**Goal**
Find each line holding "phát" and copy it out.

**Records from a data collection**
____________
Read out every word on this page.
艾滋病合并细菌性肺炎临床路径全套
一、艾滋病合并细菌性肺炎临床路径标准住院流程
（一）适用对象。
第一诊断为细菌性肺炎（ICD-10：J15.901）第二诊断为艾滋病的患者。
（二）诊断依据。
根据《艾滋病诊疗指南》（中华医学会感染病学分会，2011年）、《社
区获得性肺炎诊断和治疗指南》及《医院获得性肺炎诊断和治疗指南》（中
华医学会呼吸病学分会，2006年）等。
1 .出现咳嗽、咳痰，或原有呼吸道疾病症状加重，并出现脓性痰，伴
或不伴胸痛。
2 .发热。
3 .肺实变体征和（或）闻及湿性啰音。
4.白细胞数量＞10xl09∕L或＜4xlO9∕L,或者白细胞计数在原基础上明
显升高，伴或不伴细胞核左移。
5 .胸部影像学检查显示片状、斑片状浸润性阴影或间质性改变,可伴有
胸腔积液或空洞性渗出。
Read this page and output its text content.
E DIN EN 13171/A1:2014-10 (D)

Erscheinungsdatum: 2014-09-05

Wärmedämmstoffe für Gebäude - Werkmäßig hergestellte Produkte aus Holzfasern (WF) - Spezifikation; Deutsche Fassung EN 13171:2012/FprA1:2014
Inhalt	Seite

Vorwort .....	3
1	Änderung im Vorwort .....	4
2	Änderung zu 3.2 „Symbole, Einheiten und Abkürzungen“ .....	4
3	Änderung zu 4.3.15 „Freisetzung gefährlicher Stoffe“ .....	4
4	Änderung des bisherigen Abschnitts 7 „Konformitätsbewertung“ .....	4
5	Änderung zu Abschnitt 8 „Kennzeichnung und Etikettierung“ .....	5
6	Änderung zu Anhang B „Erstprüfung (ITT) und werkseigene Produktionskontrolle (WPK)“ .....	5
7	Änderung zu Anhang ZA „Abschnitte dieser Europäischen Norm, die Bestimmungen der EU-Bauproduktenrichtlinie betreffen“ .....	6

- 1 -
____________
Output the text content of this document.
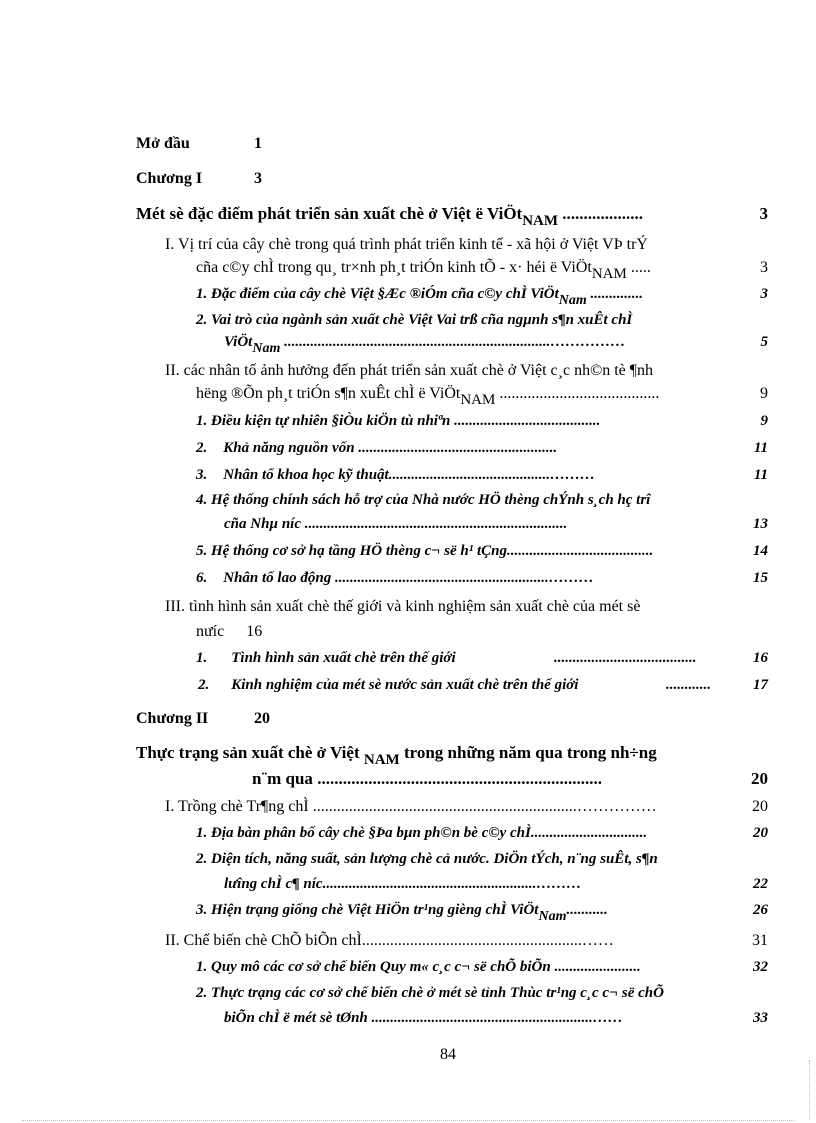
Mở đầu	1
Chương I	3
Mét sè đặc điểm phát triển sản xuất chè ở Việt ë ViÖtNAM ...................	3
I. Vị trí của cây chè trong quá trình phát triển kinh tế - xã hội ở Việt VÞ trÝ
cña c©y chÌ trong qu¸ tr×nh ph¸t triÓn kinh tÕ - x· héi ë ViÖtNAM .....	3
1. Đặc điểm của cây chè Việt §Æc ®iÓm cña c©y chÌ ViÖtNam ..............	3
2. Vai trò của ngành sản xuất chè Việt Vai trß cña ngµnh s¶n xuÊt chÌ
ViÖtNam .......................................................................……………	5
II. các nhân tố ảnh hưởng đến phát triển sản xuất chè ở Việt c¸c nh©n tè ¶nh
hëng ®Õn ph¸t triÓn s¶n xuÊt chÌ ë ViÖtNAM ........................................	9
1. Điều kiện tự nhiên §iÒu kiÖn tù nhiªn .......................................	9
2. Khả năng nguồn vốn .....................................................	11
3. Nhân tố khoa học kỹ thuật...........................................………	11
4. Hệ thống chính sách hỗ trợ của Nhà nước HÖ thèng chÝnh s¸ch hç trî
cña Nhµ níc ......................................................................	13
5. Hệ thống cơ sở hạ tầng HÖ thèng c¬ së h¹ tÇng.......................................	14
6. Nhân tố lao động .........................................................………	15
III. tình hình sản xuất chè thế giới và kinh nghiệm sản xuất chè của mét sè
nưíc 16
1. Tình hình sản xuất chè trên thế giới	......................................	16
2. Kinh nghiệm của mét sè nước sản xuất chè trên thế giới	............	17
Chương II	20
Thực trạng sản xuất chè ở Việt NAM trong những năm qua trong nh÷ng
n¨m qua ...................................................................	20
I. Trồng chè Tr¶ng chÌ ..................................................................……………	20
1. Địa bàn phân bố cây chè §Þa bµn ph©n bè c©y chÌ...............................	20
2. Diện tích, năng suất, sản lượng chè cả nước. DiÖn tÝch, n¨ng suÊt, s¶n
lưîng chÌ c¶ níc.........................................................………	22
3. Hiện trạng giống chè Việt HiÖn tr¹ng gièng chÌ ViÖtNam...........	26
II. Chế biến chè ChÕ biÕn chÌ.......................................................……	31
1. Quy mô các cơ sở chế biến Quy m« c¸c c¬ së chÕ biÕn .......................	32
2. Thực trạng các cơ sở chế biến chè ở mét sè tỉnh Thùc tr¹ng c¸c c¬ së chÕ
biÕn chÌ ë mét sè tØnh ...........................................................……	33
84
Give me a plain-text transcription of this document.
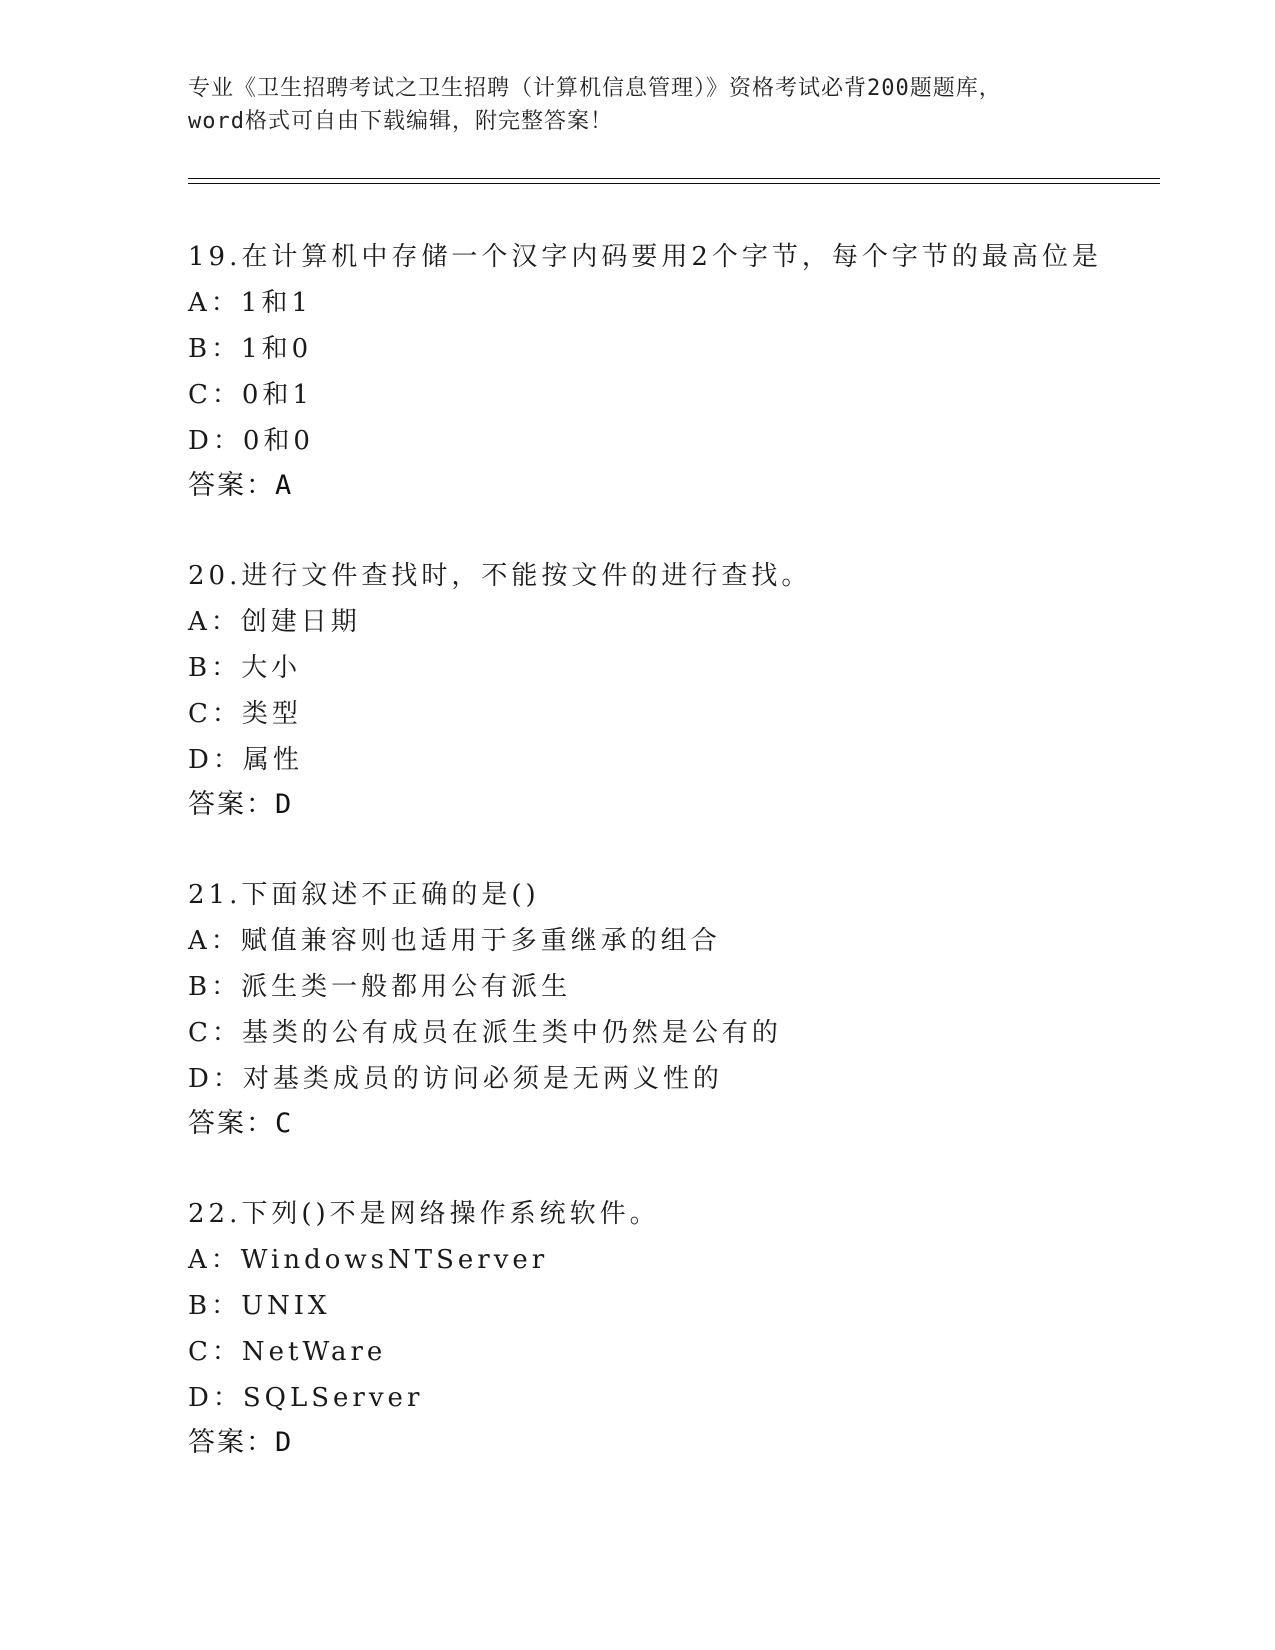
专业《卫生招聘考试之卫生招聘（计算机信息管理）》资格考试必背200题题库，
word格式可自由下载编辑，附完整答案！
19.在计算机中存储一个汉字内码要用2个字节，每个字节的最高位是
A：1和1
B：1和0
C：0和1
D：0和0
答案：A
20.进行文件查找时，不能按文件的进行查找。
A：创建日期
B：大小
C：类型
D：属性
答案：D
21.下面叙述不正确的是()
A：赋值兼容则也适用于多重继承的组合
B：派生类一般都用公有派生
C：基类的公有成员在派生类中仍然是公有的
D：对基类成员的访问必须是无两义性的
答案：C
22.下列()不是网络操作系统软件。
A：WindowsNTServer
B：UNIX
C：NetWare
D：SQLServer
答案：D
____________
**Task response**
Mét sè đặc điểm phát triển sản xuất chè ở Việt ë ViÖtNAM ...................	3
I. Vị trí của cây chè trong quá trình phát triển kinh tế - xã hội ở Việt VÞ trÝ
II. các nhân tố ảnh hưởng đến phát triển sản xuất chè ở Việt c¸c nh©n tè ¶nh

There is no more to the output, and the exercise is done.